REQUIRED TASK> For every line in the records that has the word "выплаты", make a copy.
— start EXERCISE MATERIAL —
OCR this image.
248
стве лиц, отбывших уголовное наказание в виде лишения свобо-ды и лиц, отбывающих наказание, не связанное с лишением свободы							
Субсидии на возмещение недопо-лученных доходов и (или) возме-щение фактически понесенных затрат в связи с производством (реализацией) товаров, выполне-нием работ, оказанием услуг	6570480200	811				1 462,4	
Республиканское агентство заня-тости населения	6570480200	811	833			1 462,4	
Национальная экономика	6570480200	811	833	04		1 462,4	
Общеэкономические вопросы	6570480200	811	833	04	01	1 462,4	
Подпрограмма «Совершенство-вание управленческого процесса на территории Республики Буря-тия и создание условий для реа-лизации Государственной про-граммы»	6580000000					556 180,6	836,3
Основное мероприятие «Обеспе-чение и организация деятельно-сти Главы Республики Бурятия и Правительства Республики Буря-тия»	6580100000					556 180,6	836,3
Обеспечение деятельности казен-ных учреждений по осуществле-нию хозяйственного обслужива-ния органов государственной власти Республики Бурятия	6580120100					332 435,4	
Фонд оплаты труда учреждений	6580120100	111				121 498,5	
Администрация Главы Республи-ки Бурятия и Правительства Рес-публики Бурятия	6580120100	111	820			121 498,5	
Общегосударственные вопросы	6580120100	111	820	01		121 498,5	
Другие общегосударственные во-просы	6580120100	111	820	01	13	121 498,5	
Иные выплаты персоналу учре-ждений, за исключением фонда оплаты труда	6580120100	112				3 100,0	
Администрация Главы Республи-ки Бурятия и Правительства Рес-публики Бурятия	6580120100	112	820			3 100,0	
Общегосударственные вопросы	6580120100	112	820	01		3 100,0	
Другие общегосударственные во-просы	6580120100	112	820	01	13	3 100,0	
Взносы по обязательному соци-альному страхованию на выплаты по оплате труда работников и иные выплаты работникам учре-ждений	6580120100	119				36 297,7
— end EXERCISE MATERIAL —
COMPLETED TASK>
Иные выплаты персоналу учре-ждений, за исключением фонда оплаты труда	6580120100	112				3 100,0	
Взносы по обязательному соци-альному страхованию на выплаты по оплате труда работников и иные выплаты работникам учре-ждений	6580120100	119				36 297,7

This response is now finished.